● **Task prompt**
All lines in which the word "Taux" occurs are to be extracted.
+ + +
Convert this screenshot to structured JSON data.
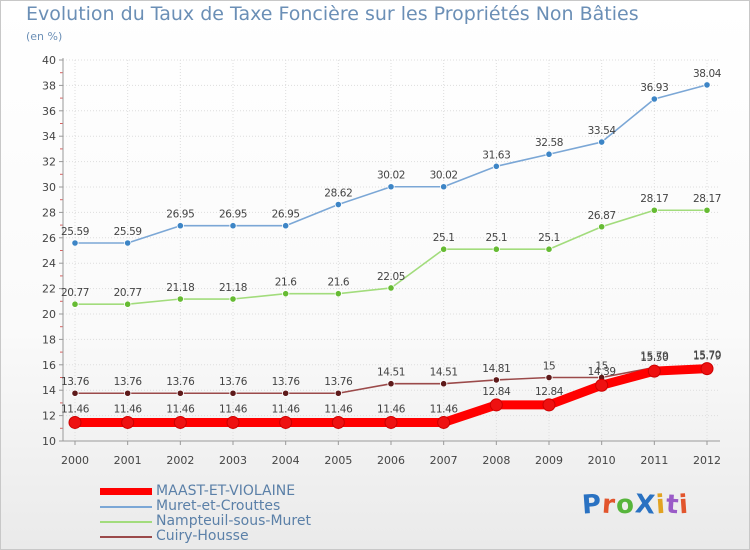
{
  "title": "Evolution du Taux de Taxe Foncière sur les Propriétés Non Bâties",
  "subtitle": "(en %)",
  "logo": {
    "text": "ProXiti",
    "colors": [
      "#2a72c2",
      "#e2552d",
      "#57b53c",
      "#2a72c2",
      "#e2a322",
      "#9a5bc7",
      "#e2552d"
    ]
  },
  "chart_data": {
    "type": "line",
    "title": "Evolution du Taux de Taxe Foncière sur les Propriétés Non Bâties",
    "ylabel": "(en %)",
    "xlabel": "",
    "x": [
      "2000",
      "2001",
      "2002",
      "2003",
      "2004",
      "2005",
      "2006",
      "2007",
      "2008",
      "2009",
      "2010",
      "2011",
      "2012"
    ],
    "ylim": [
      10,
      40
    ],
    "yticks": [
      "10",
      "12",
      "14",
      "16",
      "18",
      "20",
      "22",
      "24",
      "26",
      "28",
      "30",
      "32",
      "34",
      "36",
      "38",
      "40"
    ],
    "grid": true,
    "legend_position": "bottom-left",
    "series": [
      {
        "name": "MAAST-ET-VIOLAINE",
        "color": "#ff0000",
        "marker": "#ee1111",
        "values": [
          11.46,
          11.46,
          11.46,
          11.46,
          11.46,
          11.46,
          11.46,
          11.46,
          12.84,
          12.84,
          14.39,
          15.5,
          15.7
        ],
        "labels": [
          "11.46",
          "11.46",
          "11.46",
          "11.46",
          "11.46",
          "11.46",
          "11.46",
          "11.46",
          "12.84",
          "12.84",
          "14.39",
          "15.50",
          "15.70"
        ]
      },
      {
        "name": "Muret-et-Crouttes",
        "color": "#7ba7d6",
        "marker": "#3d85c6",
        "values": [
          25.59,
          25.59,
          26.95,
          26.95,
          26.95,
          28.62,
          30.02,
          30.02,
          31.63,
          32.58,
          33.54,
          36.93,
          38.04
        ],
        "labels": [
          "25.59",
          "25.59",
          "26.95",
          "26.95",
          "26.95",
          "28.62",
          "30.02",
          "30.02",
          "31.63",
          "32.58",
          "33.54",
          "36.93",
          "38.04"
        ]
      },
      {
        "name": "Nampteuil-sous-Muret",
        "color": "#a2dc7c",
        "marker": "#66bb33",
        "values": [
          20.77,
          20.77,
          21.18,
          21.18,
          21.6,
          21.6,
          22.05,
          25.1,
          25.1,
          25.1,
          26.87,
          28.17,
          28.17
        ],
        "labels": [
          "20.77",
          "20.77",
          "21.18",
          "21.18",
          "21.6",
          "21.6",
          "22.05",
          "25.1",
          "25.1",
          "25.1",
          "26.87",
          "28.17",
          "28.17"
        ]
      },
      {
        "name": "Cuiry-Housse",
        "color": "#9b4a4a",
        "marker": "#5e1a1a",
        "values": [
          13.76,
          13.76,
          13.76,
          13.76,
          13.76,
          13.76,
          14.51,
          14.51,
          14.81,
          15,
          15,
          15.79,
          15.79
        ],
        "labels": [
          "13.76",
          "13.76",
          "13.76",
          "13.76",
          "13.76",
          "13.76",
          "14.51",
          "14.51",
          "14.81",
          "15",
          "15",
          "15.79",
          "15.79"
        ]
      }
    ]
  }
}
+ + +
● **Solution below**
  "title": "Evolution du Taux de Taxe Foncière sur les Propriétés Non Bâties",
    "title": "Evolution du Taux de Taxe Foncière sur les Propriétés Non Bâties",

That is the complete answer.